▸ EXERCISE REQUIREMENTS
Take each line containing the word "JSON" and copy it.
++++ DATASET EXTRACT
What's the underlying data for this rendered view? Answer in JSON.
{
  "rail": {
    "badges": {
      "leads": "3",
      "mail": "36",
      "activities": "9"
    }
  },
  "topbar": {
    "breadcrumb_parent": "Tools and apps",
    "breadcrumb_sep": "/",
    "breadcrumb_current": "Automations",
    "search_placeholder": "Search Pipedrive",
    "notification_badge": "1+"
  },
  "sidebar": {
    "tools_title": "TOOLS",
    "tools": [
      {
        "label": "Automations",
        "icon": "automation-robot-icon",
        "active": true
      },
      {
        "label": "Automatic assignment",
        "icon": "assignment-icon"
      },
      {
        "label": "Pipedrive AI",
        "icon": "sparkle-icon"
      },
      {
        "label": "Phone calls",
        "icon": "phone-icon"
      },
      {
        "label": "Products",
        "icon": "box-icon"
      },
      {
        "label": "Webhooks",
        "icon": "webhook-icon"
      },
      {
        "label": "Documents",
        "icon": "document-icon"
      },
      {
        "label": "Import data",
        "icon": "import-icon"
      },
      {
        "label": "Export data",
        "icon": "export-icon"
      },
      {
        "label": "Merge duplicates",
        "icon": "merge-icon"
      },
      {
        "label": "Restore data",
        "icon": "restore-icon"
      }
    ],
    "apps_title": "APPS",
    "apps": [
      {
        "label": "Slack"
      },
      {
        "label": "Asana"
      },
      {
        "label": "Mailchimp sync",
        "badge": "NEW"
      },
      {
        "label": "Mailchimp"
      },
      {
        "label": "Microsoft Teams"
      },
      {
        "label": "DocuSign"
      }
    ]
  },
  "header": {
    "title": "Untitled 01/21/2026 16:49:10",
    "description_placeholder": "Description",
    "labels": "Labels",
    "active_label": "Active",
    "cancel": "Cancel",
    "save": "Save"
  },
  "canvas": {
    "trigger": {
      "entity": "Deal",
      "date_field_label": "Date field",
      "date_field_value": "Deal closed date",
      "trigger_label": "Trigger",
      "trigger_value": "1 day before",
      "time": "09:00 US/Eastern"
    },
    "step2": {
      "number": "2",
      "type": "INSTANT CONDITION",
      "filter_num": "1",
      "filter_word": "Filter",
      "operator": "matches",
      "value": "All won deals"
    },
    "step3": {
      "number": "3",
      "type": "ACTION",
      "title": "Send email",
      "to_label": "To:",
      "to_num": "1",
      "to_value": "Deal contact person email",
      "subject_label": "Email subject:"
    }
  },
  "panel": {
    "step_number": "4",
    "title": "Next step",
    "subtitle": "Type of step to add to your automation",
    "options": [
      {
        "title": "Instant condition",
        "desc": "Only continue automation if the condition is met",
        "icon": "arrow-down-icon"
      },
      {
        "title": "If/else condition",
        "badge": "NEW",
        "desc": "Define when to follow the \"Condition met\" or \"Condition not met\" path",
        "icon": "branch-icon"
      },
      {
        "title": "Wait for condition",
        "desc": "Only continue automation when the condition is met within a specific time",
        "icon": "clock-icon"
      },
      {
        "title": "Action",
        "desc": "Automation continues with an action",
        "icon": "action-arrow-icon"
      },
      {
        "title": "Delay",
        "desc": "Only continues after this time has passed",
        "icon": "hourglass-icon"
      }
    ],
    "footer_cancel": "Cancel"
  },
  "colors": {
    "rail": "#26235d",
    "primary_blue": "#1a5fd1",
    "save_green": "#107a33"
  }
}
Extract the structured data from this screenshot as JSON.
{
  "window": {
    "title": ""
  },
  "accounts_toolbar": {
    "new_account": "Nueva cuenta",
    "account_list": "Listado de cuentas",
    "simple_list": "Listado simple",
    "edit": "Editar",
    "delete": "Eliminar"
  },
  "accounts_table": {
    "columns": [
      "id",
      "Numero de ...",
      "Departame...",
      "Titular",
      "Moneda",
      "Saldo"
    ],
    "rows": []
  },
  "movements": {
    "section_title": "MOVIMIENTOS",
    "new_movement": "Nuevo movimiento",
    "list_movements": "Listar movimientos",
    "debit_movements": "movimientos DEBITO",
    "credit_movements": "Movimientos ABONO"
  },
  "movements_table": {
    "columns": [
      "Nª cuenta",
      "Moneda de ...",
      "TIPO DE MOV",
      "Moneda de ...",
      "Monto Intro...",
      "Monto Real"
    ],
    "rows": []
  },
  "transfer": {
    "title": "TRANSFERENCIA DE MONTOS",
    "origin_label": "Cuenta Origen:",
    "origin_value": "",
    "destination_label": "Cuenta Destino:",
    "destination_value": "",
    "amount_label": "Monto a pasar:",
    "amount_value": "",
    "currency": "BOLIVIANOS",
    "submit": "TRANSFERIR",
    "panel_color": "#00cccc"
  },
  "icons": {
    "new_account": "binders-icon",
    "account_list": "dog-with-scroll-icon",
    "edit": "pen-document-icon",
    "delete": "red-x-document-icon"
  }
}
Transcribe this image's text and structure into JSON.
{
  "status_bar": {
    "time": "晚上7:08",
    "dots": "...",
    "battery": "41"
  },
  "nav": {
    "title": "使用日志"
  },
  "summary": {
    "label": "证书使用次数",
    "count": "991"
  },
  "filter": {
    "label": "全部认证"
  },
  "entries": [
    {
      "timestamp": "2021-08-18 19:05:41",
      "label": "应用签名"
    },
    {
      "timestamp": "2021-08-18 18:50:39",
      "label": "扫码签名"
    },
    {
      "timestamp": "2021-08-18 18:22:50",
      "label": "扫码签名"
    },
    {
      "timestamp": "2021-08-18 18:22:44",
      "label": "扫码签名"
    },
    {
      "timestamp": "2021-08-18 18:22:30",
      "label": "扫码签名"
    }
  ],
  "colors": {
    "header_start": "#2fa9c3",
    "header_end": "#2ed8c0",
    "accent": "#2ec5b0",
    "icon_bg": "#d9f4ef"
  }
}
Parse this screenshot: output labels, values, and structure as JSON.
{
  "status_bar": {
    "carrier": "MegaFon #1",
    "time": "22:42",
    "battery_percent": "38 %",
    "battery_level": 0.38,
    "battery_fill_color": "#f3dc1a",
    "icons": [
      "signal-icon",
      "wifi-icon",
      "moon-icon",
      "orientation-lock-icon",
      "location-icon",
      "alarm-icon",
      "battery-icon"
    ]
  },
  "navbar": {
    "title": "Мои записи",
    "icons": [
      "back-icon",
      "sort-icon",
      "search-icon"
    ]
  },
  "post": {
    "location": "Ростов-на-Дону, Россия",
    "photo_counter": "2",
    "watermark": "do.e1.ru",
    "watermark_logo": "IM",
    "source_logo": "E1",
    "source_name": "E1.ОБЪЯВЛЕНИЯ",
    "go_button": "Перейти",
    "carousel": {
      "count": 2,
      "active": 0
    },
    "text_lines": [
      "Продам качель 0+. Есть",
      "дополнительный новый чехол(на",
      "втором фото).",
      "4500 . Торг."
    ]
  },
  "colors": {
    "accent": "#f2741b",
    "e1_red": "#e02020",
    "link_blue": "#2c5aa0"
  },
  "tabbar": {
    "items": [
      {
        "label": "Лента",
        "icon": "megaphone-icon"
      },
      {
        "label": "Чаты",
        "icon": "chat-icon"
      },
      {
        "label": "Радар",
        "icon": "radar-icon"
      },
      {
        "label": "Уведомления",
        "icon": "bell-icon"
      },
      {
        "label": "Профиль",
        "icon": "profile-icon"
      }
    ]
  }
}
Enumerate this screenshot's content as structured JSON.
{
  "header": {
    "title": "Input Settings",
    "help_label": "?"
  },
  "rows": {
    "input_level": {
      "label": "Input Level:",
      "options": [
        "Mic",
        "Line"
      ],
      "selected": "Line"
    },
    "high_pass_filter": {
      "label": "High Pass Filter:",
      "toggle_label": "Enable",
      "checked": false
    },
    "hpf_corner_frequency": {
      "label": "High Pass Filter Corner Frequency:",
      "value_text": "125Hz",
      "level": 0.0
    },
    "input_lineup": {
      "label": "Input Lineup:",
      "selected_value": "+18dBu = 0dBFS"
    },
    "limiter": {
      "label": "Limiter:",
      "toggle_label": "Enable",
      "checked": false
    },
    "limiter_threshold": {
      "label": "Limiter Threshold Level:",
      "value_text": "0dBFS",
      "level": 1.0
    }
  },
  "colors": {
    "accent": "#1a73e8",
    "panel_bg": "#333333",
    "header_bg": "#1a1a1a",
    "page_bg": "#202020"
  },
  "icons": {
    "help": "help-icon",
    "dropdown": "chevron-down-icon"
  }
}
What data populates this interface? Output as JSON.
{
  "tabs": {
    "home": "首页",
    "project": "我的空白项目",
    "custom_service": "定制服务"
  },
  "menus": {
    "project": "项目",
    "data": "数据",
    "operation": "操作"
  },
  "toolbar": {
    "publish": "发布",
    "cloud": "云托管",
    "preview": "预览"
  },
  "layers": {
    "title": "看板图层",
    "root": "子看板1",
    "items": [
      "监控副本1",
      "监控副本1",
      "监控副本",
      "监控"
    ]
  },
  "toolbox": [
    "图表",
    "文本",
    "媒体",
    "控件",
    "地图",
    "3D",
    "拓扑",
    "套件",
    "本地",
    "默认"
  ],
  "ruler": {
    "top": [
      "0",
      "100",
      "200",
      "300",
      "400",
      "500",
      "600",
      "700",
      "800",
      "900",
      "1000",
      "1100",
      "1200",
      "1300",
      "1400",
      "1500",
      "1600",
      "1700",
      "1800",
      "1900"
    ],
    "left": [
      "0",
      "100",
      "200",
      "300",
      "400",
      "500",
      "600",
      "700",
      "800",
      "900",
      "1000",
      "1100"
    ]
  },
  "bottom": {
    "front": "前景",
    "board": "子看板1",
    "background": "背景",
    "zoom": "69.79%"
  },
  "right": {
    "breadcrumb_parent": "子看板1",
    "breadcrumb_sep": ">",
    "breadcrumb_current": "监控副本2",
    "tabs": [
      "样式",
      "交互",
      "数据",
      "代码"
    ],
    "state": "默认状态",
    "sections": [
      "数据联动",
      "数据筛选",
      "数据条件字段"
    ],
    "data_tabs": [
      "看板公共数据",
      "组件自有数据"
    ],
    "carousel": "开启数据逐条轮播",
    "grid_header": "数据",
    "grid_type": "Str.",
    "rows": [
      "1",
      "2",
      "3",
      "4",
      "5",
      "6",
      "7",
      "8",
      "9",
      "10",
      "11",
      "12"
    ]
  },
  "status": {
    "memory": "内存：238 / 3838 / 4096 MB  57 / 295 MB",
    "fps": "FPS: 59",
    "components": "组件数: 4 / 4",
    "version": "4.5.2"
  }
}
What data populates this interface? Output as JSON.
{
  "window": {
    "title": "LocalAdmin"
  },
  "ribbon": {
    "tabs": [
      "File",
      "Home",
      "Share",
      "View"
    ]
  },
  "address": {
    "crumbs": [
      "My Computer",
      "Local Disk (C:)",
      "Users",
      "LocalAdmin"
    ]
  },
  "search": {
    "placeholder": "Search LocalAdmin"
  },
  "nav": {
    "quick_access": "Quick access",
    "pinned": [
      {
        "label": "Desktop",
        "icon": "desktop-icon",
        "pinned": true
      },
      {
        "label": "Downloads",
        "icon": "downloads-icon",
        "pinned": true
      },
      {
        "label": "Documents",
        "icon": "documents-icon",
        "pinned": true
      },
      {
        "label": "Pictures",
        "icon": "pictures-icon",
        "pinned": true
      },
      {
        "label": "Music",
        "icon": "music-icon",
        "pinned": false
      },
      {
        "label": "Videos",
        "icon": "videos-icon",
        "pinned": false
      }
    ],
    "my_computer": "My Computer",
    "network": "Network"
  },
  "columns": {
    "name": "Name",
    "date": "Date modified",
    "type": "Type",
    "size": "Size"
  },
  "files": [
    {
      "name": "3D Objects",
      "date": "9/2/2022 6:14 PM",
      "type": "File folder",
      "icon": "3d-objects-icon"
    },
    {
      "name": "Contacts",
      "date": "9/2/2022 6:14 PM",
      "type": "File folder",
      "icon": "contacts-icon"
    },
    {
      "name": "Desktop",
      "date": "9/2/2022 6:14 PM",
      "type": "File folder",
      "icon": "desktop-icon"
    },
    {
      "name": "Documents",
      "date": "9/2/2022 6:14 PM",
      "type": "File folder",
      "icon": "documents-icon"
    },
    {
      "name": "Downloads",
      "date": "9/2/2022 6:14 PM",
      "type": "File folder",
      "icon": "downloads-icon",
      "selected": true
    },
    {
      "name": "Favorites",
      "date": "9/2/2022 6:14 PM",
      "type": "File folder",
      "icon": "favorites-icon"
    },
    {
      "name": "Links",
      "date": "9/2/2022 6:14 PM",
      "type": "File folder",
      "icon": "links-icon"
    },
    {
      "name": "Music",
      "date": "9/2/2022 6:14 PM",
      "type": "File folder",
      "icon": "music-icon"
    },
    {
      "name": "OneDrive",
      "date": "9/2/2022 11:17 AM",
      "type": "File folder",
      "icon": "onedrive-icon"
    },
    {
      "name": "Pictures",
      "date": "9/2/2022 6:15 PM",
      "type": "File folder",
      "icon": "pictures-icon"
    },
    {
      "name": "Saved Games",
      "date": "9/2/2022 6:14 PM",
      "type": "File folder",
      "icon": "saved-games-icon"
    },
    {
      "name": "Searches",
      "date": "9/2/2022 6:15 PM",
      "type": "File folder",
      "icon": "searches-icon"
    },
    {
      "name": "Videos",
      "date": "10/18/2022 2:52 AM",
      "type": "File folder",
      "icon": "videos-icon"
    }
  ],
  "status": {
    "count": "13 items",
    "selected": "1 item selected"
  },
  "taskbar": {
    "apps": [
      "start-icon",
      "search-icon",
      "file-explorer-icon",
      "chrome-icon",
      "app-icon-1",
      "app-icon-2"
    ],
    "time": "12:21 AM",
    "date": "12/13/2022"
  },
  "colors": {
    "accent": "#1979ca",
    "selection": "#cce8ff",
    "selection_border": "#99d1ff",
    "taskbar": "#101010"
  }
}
++++++++
▸ RESPONSE
What's the underlying data for this rendered view? Answer in JSON.
Extract the structured data from this screenshot as JSON.
Transcribe this image's text and structure into JSON.
Parse this screenshot: output labels, values, and structure as JSON.
Enumerate this screenshot's content as structured JSON.
What data populates this interface? Output as JSON.
What data populates this interface? Output as JSON.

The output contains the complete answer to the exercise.